◆ **Short problem**
Go through the listing and pick out each line with the word "реализма" in it.

◆ **Material for this exercise**
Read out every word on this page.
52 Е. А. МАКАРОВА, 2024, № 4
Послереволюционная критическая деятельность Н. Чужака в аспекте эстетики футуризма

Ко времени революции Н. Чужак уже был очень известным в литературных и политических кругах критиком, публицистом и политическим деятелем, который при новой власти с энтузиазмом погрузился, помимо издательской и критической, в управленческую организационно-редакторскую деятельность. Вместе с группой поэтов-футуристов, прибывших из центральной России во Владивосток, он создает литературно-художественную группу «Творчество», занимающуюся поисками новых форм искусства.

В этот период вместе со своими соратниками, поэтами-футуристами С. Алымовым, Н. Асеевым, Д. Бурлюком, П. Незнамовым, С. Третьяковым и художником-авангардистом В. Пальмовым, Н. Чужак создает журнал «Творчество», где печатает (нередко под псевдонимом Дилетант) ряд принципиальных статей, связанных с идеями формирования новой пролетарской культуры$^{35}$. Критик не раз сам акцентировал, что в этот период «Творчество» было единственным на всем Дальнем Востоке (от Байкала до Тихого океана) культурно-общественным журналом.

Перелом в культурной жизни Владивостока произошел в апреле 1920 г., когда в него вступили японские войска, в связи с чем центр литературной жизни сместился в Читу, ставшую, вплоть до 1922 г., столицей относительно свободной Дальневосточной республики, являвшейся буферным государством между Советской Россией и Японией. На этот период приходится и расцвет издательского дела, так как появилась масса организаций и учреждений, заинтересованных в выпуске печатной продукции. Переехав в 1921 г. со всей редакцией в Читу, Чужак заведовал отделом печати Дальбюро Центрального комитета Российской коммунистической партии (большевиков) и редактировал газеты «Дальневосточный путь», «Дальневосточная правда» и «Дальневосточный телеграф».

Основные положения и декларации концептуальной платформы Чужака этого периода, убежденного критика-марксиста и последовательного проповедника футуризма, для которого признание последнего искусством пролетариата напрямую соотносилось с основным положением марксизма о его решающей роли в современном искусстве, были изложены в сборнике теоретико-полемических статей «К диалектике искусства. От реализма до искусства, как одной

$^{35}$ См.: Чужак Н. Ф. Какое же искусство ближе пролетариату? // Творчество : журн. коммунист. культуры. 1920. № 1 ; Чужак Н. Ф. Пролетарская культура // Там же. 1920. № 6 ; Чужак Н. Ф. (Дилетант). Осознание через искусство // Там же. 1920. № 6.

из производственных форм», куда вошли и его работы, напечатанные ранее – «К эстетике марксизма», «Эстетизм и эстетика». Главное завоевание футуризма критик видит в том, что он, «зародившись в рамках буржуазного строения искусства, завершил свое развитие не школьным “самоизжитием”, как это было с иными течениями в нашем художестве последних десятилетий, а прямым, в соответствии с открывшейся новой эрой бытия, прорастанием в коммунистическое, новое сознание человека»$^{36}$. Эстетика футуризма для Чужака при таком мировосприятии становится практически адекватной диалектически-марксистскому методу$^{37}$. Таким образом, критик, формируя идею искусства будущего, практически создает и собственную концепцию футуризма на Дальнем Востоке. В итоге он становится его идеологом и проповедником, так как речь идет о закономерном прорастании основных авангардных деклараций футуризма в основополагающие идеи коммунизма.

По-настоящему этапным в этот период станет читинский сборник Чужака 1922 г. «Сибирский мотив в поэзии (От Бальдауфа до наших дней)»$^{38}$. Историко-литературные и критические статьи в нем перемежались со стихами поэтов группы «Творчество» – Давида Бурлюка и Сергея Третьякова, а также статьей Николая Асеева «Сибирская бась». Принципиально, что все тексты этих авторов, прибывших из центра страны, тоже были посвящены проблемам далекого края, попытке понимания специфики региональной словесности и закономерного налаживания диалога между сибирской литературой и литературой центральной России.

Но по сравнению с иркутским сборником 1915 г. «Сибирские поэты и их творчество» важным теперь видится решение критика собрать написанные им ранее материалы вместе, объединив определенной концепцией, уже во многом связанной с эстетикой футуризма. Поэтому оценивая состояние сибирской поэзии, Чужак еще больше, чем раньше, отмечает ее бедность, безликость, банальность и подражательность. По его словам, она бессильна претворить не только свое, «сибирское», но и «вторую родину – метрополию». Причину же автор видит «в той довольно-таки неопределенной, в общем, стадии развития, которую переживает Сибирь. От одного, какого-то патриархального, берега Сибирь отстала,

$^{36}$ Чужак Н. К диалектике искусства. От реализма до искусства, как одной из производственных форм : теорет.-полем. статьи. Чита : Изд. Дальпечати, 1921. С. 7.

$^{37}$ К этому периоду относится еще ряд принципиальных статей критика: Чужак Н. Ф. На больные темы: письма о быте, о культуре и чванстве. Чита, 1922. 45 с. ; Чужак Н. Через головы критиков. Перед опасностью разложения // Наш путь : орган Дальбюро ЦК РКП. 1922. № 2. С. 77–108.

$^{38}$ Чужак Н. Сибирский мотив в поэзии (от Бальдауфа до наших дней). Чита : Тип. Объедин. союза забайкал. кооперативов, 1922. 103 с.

◆ **Response to this task**
Основные положения и декларации концептуальной платформы Чужака этого периода, убежденного критика-марксиста и последовательного проповедника футуризма, для которого признание последнего искусством пролетариата напрямую соотносилось с основным положением марксизма о его решающей роли в современном искусстве, были изложены в сборнике теоретико-полемических статей «К диалектике искусства. От реализма до искусства, как одной
$^{36}$ Чужак Н. К диалектике искусства. От реализма до искусства, как одной из производственных форм : теорет.-полем. статьи. Чита : Изд. Дальпечати, 1921. С. 7.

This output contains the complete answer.